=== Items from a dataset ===
┌──

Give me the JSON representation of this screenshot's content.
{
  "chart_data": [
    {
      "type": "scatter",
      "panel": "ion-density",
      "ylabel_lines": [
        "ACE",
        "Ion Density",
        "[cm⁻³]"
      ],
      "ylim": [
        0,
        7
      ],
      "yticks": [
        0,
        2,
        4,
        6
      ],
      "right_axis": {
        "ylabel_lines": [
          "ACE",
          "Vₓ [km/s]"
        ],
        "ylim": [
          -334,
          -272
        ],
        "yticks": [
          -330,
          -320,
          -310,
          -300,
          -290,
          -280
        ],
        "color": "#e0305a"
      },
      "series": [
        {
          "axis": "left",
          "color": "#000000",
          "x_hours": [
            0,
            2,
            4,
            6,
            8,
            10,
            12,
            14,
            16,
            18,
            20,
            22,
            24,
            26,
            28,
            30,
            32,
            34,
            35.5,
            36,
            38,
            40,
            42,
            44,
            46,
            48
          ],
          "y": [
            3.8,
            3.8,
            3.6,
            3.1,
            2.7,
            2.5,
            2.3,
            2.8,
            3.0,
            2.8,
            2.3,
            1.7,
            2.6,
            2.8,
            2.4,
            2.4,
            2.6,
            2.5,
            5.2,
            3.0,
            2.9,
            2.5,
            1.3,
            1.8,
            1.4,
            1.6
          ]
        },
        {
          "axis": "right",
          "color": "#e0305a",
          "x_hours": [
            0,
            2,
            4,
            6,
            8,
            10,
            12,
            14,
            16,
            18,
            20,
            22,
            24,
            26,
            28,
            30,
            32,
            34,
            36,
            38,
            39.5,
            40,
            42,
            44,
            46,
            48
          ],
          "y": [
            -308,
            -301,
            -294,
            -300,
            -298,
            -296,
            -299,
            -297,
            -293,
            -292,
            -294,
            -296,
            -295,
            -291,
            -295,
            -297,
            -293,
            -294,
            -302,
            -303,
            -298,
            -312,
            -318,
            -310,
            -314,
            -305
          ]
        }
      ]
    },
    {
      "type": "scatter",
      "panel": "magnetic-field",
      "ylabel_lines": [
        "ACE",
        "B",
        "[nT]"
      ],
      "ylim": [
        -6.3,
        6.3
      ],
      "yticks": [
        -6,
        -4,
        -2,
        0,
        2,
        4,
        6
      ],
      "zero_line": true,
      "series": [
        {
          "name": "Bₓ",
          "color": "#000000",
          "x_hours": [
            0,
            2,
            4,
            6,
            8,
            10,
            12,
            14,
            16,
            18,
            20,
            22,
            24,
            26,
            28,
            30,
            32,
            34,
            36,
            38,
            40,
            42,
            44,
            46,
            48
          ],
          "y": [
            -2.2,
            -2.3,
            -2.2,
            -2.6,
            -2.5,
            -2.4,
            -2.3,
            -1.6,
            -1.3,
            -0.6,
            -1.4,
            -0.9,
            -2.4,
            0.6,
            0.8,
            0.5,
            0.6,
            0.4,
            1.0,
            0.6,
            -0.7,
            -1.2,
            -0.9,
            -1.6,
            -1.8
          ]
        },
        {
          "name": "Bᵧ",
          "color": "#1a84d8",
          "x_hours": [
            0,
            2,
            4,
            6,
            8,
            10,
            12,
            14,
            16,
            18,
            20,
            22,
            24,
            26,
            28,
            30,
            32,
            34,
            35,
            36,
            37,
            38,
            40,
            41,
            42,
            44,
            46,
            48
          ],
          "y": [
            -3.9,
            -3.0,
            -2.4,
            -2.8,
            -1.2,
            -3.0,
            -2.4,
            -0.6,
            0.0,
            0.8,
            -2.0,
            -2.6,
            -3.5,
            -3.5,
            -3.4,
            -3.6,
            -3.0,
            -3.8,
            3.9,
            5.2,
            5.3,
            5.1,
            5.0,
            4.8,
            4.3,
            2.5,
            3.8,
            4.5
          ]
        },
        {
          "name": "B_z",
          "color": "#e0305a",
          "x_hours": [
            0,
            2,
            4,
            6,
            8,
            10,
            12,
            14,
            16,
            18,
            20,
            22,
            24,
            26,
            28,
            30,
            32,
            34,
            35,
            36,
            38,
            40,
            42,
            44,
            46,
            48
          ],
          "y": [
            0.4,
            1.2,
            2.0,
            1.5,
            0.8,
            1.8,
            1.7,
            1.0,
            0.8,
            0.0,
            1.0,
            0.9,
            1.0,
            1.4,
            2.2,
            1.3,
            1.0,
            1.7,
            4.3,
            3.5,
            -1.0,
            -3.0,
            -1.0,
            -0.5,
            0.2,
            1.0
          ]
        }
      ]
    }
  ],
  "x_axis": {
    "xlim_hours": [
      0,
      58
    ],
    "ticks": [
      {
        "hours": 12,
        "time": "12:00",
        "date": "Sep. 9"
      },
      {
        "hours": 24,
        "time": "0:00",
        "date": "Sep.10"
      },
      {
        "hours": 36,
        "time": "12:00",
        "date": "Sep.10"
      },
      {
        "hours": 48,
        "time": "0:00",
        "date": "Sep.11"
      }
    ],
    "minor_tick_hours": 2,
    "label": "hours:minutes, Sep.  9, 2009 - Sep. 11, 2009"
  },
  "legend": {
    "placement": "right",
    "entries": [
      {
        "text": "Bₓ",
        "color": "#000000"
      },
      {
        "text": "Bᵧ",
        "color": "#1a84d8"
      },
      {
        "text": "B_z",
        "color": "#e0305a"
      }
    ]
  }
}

└──

In the records shown above, how many lines include the word "panel"? Answer with the number only.

2